- STATED PROBLEM:
Copy all lines below exactly as written. Leave pictures out.

Recorded data:
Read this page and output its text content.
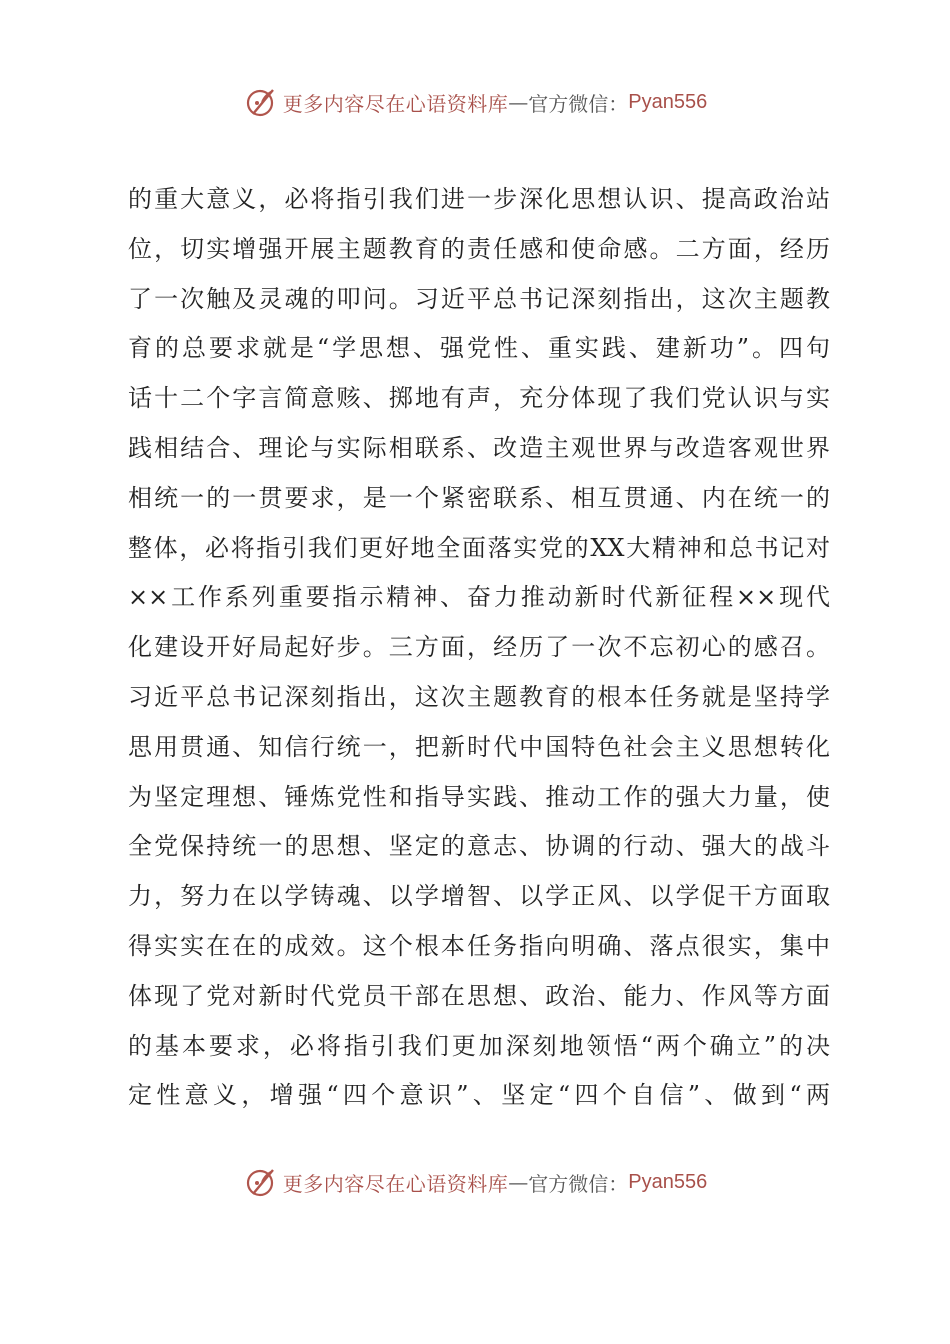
更多内容尽在心语资料库 — 官方微信： Pyan556
的重大意义，必将指引我们进一步深化思想认识、提高政治站
位，切实增强开展主题教育的责任感和使命感。二方面，经历
了一次触及灵魂的叩问。习近平总书记深刻指出，这次主题教
育的总要求就是“学思想、强党性、重实践、建新功”。四句
话十二个字言简意赅、掷地有声，充分体现了我们党认识与实
践相结合、理论与实际相联系、改造主观世界与改造客观世界
相统一的一贯要求，是一个紧密联系、相互贯通、内在统一的
整体，必将指引我们更好地全面落实党的XX大精神和总书记对
××工作系列重要指示精神、奋力推动新时代新征程××现代
化建设开好局起好步。三方面，经历了一次不忘初心的感召。
习近平总书记深刻指出，这次主题教育的根本任务就是坚持学
思用贯通、知信行统一，把新时代中国特色社会主义思想转化
为坚定理想、锤炼党性和指导实践、推动工作的强大力量，使
全党保持统一的思想、坚定的意志、协调的行动、强大的战斗
力，努力在以学铸魂、以学增智、以学正风、以学促干方面取
得实实在在的成效。这个根本任务指向明确、落点很实，集中
体现了党对新时代党员干部在思想、政治、能力、作风等方面
的基本要求，必将指引我们更加深刻地领悟“两个确立”的决
定性意义，增强“四个意识”、坚定“四个自信”、做到“两
更多内容尽在心语资料库 — 官方微信： Pyan556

- ANSWER FOR THIS EXERCISE:
Read this page and output its text content.
更多内容尽在心语资料库 — 官方微信： Pyan556
的重大意义，必将指引我们进一步深化思想认识、提高政治站
位，切实增强开展主题教育的责任感和使命感。二方面，经历
了一次触及灵魂的叩问。习近平总书记深刻指出，这次主题教
育的总要求就是“学思想、强党性、重实践、建新功”。四句
话十二个字言简意赅、掷地有声，充分体现了我们党认识与实
践相结合、理论与实际相联系、改造主观世界与改造客观世界
相统一的一贯要求，是一个紧密联系、相互贯通、内在统一的
整体，必将指引我们更好地全面落实党的XX大精神和总书记对
××工作系列重要指示精神、奋力推动新时代新征程××现代
化建设开好局起好步。三方面，经历了一次不忘初心的感召。
习近平总书记深刻指出，这次主题教育的根本任务就是坚持学
思用贯通、知信行统一，把新时代中国特色社会主义思想转化
为坚定理想、锤炼党性和指导实践、推动工作的强大力量，使
全党保持统一的思想、坚定的意志、协调的行动、强大的战斗
力，努力在以学铸魂、以学增智、以学正风、以学促干方面取
得实实在在的成效。这个根本任务指向明确、落点很实，集中
体现了党对新时代党员干部在思想、政治、能力、作风等方面
的基本要求，必将指引我们更加深刻地领悟“两个确立”的决
定性意义，增强“四个意识”、坚定“四个自信”、做到“两
更多内容尽在心语资料库 — 官方微信： Pyan556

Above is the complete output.